OBJECTIVE
All of the data below must be repeated exactly.

########################################

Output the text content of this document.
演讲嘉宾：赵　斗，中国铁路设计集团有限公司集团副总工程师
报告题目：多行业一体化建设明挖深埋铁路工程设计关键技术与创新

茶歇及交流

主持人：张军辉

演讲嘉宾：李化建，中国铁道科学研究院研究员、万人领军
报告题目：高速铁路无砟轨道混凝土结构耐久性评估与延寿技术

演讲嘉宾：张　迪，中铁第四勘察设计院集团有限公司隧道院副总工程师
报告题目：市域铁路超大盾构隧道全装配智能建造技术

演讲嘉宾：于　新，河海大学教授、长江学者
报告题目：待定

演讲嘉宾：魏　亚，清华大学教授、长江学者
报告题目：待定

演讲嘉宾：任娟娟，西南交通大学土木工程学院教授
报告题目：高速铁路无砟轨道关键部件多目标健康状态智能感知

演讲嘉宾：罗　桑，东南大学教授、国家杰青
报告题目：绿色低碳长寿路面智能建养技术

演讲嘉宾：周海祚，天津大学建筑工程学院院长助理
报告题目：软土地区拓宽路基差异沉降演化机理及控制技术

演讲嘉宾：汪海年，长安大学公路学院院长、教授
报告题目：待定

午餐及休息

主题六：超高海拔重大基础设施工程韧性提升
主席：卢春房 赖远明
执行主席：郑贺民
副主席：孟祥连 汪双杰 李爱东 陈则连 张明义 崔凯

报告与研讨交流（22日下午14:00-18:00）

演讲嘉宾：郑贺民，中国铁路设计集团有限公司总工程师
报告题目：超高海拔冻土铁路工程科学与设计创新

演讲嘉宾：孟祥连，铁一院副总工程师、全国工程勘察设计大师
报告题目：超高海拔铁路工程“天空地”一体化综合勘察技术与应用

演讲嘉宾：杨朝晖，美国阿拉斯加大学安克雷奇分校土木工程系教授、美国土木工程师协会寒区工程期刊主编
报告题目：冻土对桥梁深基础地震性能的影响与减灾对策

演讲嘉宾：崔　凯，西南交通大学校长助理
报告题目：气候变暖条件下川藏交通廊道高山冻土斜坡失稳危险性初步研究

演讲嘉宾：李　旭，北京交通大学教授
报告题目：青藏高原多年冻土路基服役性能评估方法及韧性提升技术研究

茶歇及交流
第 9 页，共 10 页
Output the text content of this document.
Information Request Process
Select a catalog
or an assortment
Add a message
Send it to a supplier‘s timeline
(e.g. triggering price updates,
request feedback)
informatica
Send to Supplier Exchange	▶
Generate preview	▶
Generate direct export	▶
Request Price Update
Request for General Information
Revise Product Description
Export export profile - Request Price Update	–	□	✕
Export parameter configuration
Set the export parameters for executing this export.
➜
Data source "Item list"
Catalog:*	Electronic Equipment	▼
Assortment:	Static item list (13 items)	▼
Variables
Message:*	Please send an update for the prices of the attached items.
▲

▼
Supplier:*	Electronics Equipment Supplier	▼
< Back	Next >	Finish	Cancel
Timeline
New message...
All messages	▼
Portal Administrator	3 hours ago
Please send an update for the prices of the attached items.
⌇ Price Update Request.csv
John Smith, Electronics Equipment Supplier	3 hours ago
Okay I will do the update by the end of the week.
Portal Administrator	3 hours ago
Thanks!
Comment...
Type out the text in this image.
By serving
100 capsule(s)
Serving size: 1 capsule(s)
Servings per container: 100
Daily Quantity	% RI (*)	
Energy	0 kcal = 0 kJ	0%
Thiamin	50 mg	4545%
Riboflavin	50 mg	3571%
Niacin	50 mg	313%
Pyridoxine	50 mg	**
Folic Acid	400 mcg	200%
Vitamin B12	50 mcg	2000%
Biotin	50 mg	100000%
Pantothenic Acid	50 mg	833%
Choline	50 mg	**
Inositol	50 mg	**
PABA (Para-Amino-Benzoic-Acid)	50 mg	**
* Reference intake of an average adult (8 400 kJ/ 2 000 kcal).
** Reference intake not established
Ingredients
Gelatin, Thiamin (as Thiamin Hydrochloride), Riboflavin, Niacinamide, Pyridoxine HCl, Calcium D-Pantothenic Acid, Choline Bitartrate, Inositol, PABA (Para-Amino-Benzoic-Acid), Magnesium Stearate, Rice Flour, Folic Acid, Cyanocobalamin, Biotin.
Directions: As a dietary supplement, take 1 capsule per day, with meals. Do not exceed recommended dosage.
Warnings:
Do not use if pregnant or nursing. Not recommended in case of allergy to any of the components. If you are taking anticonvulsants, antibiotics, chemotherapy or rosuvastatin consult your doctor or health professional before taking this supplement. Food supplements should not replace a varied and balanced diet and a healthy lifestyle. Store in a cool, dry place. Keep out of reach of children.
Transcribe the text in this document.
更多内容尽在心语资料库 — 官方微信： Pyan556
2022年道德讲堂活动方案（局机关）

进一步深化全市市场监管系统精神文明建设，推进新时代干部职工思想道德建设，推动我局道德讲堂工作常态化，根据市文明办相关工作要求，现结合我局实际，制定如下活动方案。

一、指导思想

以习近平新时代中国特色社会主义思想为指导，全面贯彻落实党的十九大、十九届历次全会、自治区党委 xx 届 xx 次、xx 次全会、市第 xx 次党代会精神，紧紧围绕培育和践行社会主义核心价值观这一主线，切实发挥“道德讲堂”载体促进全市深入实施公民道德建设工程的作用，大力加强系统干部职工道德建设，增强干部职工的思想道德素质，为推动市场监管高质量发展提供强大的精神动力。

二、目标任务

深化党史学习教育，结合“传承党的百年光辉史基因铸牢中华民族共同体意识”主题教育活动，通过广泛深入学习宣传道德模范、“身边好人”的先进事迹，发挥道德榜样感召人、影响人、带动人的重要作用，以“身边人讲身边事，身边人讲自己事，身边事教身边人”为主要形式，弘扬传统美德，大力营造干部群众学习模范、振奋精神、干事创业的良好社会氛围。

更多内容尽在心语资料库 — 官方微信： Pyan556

########################################

RIGHT ANSWER
Output the text content of this document.
演讲嘉宾：赵　斗，中国铁路设计集团有限公司集团副总工程师
报告题目：多行业一体化建设明挖深埋铁路工程设计关键技术与创新

茶歇及交流

主持人：张军辉

演讲嘉宾：李化建，中国铁道科学研究院研究员、万人领军
报告题目：高速铁路无砟轨道混凝土结构耐久性评估与延寿技术

演讲嘉宾：张　迪，中铁第四勘察设计院集团有限公司隧道院副总工程师
报告题目：市域铁路超大盾构隧道全装配智能建造技术

演讲嘉宾：于　新，河海大学教授、长江学者
报告题目：待定

演讲嘉宾：魏　亚，清华大学教授、长江学者
报告题目：待定

演讲嘉宾：任娟娟，西南交通大学土木工程学院教授
报告题目：高速铁路无砟轨道关键部件多目标健康状态智能感知

演讲嘉宾：罗　桑，东南大学教授、国家杰青
报告题目：绿色低碳长寿路面智能建养技术

演讲嘉宾：周海祚，天津大学建筑工程学院院长助理
报告题目：软土地区拓宽路基差异沉降演化机理及控制技术

演讲嘉宾：汪海年，长安大学公路学院院长、教授
报告题目：待定

午餐及休息

主题六：超高海拔重大基础设施工程韧性提升
主席：卢春房 赖远明
执行主席：郑贺民
副主席：孟祥连 汪双杰 李爱东 陈则连 张明义 崔凯

报告与研讨交流（22日下午14:00-18:00）

演讲嘉宾：郑贺民，中国铁路设计集团有限公司总工程师
报告题目：超高海拔冻土铁路工程科学与设计创新

演讲嘉宾：孟祥连，铁一院副总工程师、全国工程勘察设计大师
报告题目：超高海拔铁路工程“天空地”一体化综合勘察技术与应用

演讲嘉宾：杨朝晖，美国阿拉斯加大学安克雷奇分校土木工程系教授、美国土木工程师协会寒区工程期刊主编
报告题目：冻土对桥梁深基础地震性能的影响与减灾对策

演讲嘉宾：崔　凯，西南交通大学校长助理
报告题目：气候变暖条件下川藏交通廊道高山冻土斜坡失稳危险性初步研究

演讲嘉宾：李　旭，北京交通大学教授
报告题目：青藏高原多年冻土路基服役性能评估方法及韧性提升技术研究

茶歇及交流
第 9 页，共 10 页
Output the text content of this document.
Information Request Process
Select a catalog
or an assortment
Add a message
Send it to a supplier‘s timeline
(e.g. triggering price updates,
request feedback)
informatica
Send to Supplier Exchange	▶
Generate preview	▶
Generate direct export	▶
Request Price Update
Request for General Information
Revise Product Description
Export export profile - Request Price Update	–	□	✕
Export parameter configuration
Set the export parameters for executing this export.
➜
Data source "Item list"
Catalog:*	Electronic Equipment	▼
Assortment:	Static item list (13 items)	▼
Variables
Message:*	Please send an update for the prices of the attached items.
▲

▼
Supplier:*	Electronics Equipment Supplier	▼
< Back	Next >	Finish	Cancel
Timeline
New message...
All messages	▼
Portal Administrator	3 hours ago
Please send an update for the prices of the attached items.
⌇ Price Update Request.csv
John Smith, Electronics Equipment Supplier	3 hours ago
Okay I will do the update by the end of the week.
Portal Administrator	3 hours ago
Thanks!
Comment...
Type out the text in this image.
By serving
100 capsule(s)
Serving size: 1 capsule(s)
Servings per container: 100
Daily Quantity	% RI (*)	
Energy	0 kcal = 0 kJ	0%
Thiamin	50 mg	4545%
Riboflavin	50 mg	3571%
Niacin	50 mg	313%
Pyridoxine	50 mg	**
Folic Acid	400 mcg	200%
Vitamin B12	50 mcg	2000%
Biotin	50 mg	100000%
Pantothenic Acid	50 mg	833%
Choline	50 mg	**
Inositol	50 mg	**
PABA (Para-Amino-Benzoic-Acid)	50 mg	**
* Reference intake of an average adult (8 400 kJ/ 2 000 kcal).
** Reference intake not established
Ingredients
Gelatin, Thiamin (as Thiamin Hydrochloride), Riboflavin, Niacinamide, Pyridoxine HCl, Calcium D-Pantothenic Acid, Choline Bitartrate, Inositol, PABA (Para-Amino-Benzoic-Acid), Magnesium Stearate, Rice Flour, Folic Acid, Cyanocobalamin, Biotin.
Directions: As a dietary supplement, take 1 capsule per day, with meals. Do not exceed recommended dosage.
Warnings:
Do not use if pregnant or nursing. Not recommended in case of allergy to any of the components. If you are taking anticonvulsants, antibiotics, chemotherapy or rosuvastatin consult your doctor or health professional before taking this supplement. Food supplements should not replace a varied and balanced diet and a healthy lifestyle. Store in a cool, dry place. Keep out of reach of children.
Transcribe the text in this document.
更多内容尽在心语资料库 — 官方微信： Pyan556
2022年道德讲堂活动方案（局机关）

进一步深化全市市场监管系统精神文明建设，推进新时代干部职工思想道德建设，推动我局道德讲堂工作常态化，根据市文明办相关工作要求，现结合我局实际，制定如下活动方案。

一、指导思想

以习近平新时代中国特色社会主义思想为指导，全面贯彻落实党的十九大、十九届历次全会、自治区党委 xx 届 xx 次、xx 次全会、市第 xx 次党代会精神，紧紧围绕培育和践行社会主义核心价值观这一主线，切实发挥“道德讲堂”载体促进全市深入实施公民道德建设工程的作用，大力加强系统干部职工道德建设，增强干部职工的思想道德素质，为推动市场监管高质量发展提供强大的精神动力。

二、目标任务

深化党史学习教育，结合“传承党的百年光辉史基因铸牢中华民族共同体意识”主题教育活动，通过广泛深入学习宣传道德模范、“身边好人”的先进事迹，发挥道德榜样感召人、影响人、带动人的重要作用，以“身边人讲身边事，身边人讲自己事，身边事教身边人”为主要形式，弘扬传统美德，大力营造干部群众学习模范、振奋精神、干事创业的良好社会氛围。

更多内容尽在心语资料库 — 官方微信： Pyan556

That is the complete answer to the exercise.